§ **GOAL**: Keep the images out and copy every entry below exactly.

>> begin GIVEN ENTRIES

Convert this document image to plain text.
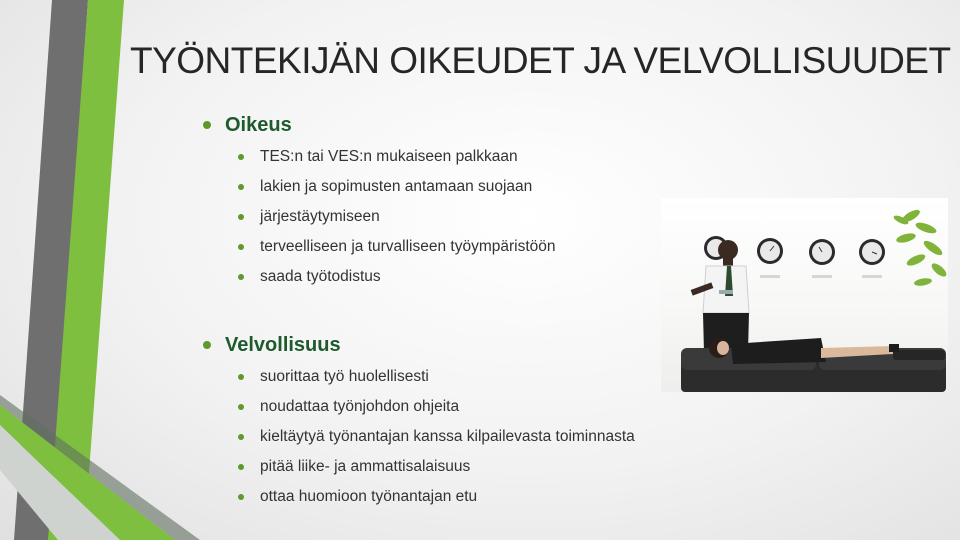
TYÖNTEKIJÄN OIKEUDET JA VELVOLLISUUDET
Oikeus
TES:n tai VES:n mukaiseen palkkaan
lakien ja sopimusten antamaan suojaan
järjestäytymiseen
terveelliseen ja turvalliseen työympäristöön
saada työtodistus
Velvollisuus
suorittaa työ huolellisesti
noudattaa työnjohdon ohjeita
kieltäytyä työnantajan kanssa kilpailevasta toiminnasta
pitää liike- ja ammattisalaisuus
ottaa huomioon työnantajan etu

>> end GIVEN ENTRIES

§ **EXERCISE ANSWER**:
Convert this document image to plain text.
TYÖNTEKIJÄN OIKEUDET JA VELVOLLISUUDET
Oikeus
TES:n tai VES:n mukaiseen palkkaan
lakien ja sopimusten antamaan suojaan
järjestäytymiseen
terveelliseen ja turvalliseen työympäristöön
saada työtodistus
Velvollisuus
suorittaa työ huolellisesti
noudattaa työnjohdon ohjeita
kieltäytyä työnantajan kanssa kilpailevasta toiminnasta
pitää liike- ja ammattisalaisuus
ottaa huomioon työnantajan etu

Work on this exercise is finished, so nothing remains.